Records from a dataset:
--

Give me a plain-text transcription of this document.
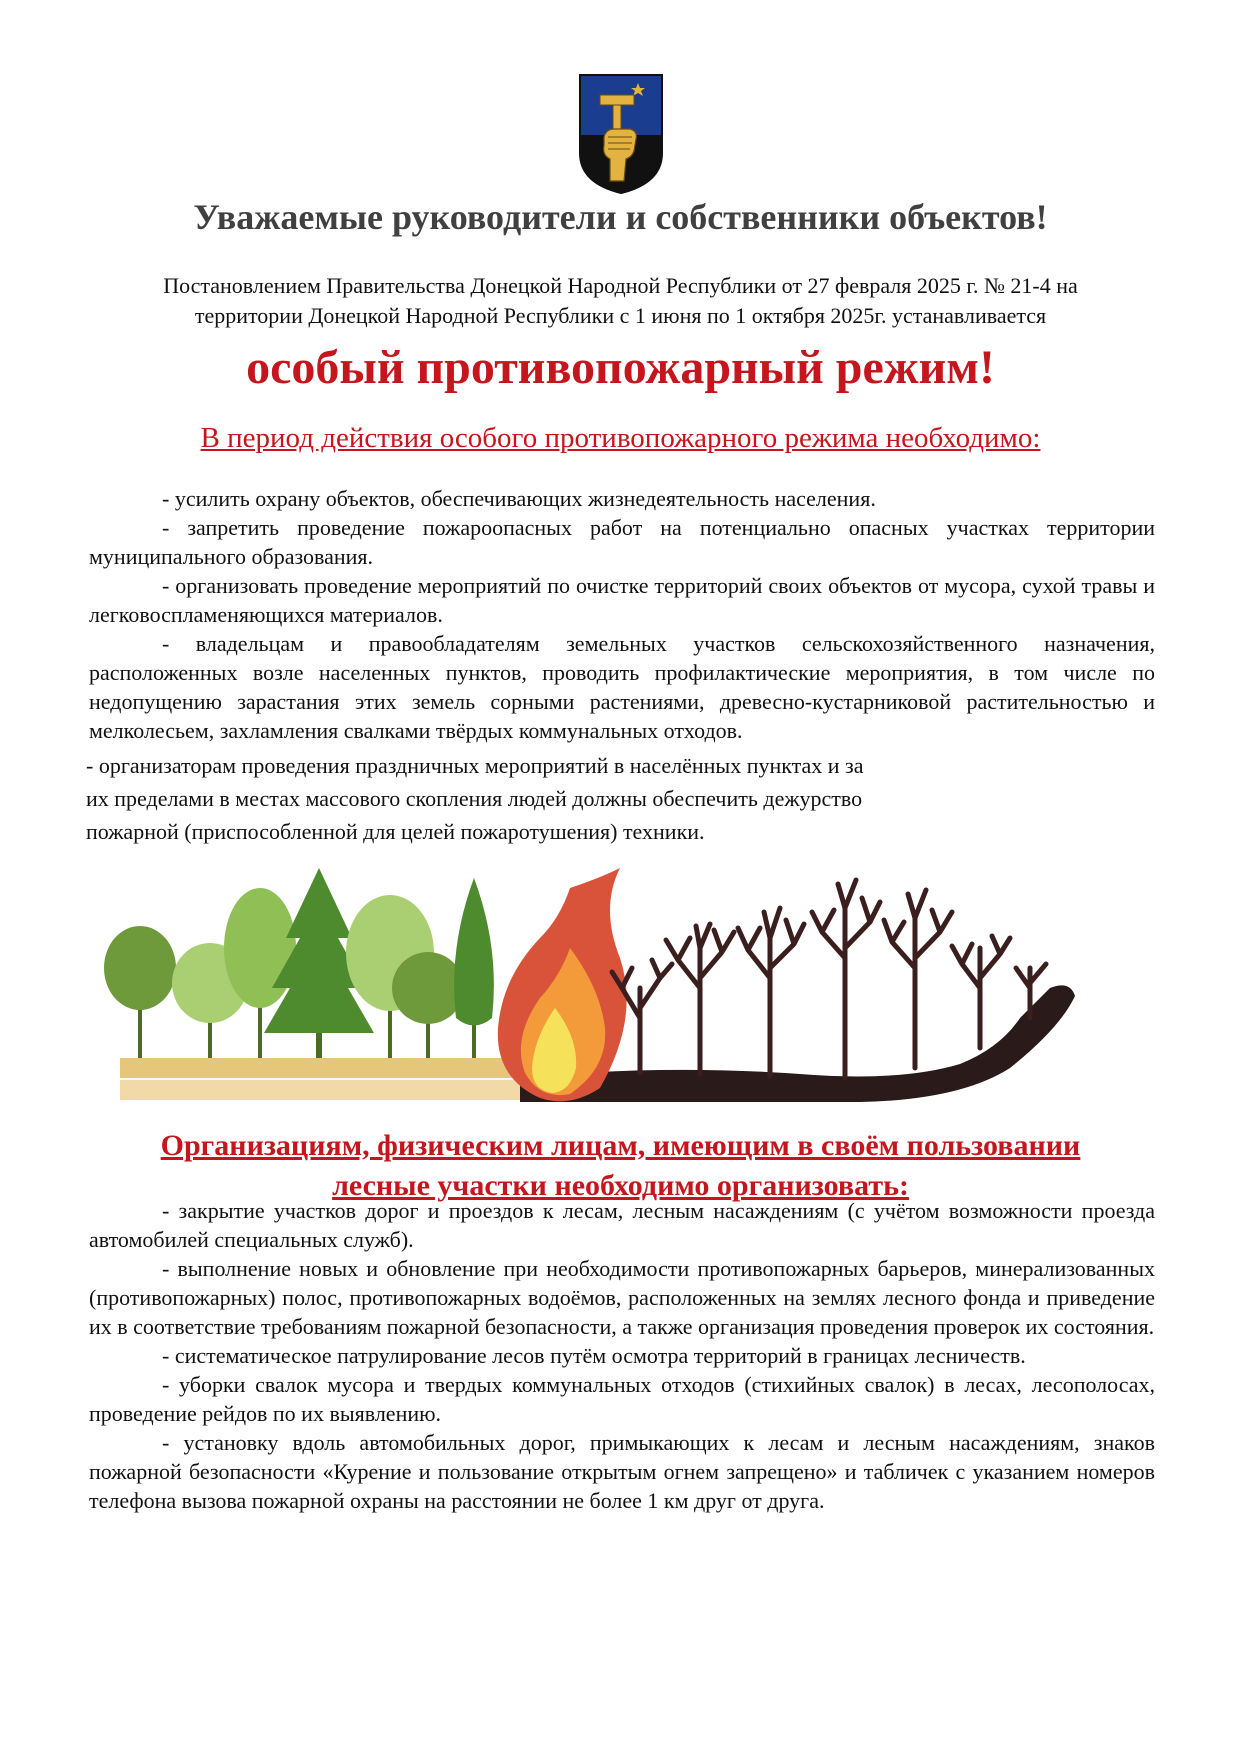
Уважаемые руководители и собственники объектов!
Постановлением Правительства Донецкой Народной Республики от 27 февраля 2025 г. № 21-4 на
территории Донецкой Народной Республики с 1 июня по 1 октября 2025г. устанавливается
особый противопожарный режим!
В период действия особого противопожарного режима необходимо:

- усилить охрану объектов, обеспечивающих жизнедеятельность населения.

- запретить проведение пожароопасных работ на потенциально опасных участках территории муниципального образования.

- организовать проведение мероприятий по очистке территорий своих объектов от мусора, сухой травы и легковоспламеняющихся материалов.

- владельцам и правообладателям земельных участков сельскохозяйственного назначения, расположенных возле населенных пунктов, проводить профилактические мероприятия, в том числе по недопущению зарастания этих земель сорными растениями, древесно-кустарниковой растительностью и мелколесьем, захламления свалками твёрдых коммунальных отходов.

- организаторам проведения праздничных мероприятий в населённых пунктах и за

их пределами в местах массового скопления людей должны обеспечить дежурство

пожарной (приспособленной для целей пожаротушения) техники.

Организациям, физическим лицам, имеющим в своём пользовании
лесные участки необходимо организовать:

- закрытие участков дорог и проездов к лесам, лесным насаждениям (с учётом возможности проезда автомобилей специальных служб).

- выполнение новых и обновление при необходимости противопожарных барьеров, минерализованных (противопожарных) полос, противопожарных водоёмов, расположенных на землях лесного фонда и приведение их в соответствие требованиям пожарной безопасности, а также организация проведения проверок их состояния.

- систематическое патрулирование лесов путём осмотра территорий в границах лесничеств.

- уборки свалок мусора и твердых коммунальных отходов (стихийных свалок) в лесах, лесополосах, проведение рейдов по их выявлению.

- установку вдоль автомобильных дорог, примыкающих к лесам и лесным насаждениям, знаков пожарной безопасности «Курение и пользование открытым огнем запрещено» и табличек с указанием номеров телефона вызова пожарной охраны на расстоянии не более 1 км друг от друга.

--

▸ **EXERCISE**: Pictures are not part of the copy; reproduce everything else in the records exactly.

▸ **EXERCISE RESPONSE**:
Give me a plain-text transcription of this document.
Уважаемые руководители и собственники объектов!
Постановлением Правительства Донецкой Народной Республики от 27 февраля 2025 г. № 21-4 на
территории Донецкой Народной Республики с 1 июня по 1 октября 2025г. устанавливается
особый противопожарный режим!
В период действия особого противопожарного режима необходимо:

- усилить охрану объектов, обеспечивающих жизнедеятельность населения.

- запретить проведение пожароопасных работ на потенциально опасных участках территории муниципального образования.

- организовать проведение мероприятий по очистке территорий своих объектов от мусора, сухой травы и легковоспламеняющихся материалов.

- владельцам и правообладателям земельных участков сельскохозяйственного назначения, расположенных возле населенных пунктов, проводить профилактические мероприятия, в том числе по недопущению зарастания этих земель сорными растениями, древесно-кустарниковой растительностью и мелколесьем, захламления свалками твёрдых коммунальных отходов.

- организаторам проведения праздничных мероприятий в населённых пунктах и за

их пределами в местах массового скопления людей должны обеспечить дежурство

пожарной (приспособленной для целей пожаротушения) техники.

Организациям, физическим лицам, имеющим в своём пользовании
лесные участки необходимо организовать:

- закрытие участков дорог и проездов к лесам, лесным насаждениям (с учётом возможности проезда автомобилей специальных служб).

- выполнение новых и обновление при необходимости противопожарных барьеров, минерализованных (противопожарных) полос, противопожарных водоёмов, расположенных на землях лесного фонда и приведение их в соответствие требованиям пожарной безопасности, а также организация проведения проверок их состояния.

- систематическое патрулирование лесов путём осмотра территорий в границах лесничеств.

- уборки свалок мусора и твердых коммунальных отходов (стихийных свалок) в лесах, лесополосах, проведение рейдов по их выявлению.

- установку вдоль автомобильных дорог, примыкающих к лесам и лесным насаждениям, знаков пожарной безопасности «Курение и пользование открытым огнем запрещено» и табличек с указанием номеров телефона вызова пожарной охраны на расстоянии не более 1 км друг от друга.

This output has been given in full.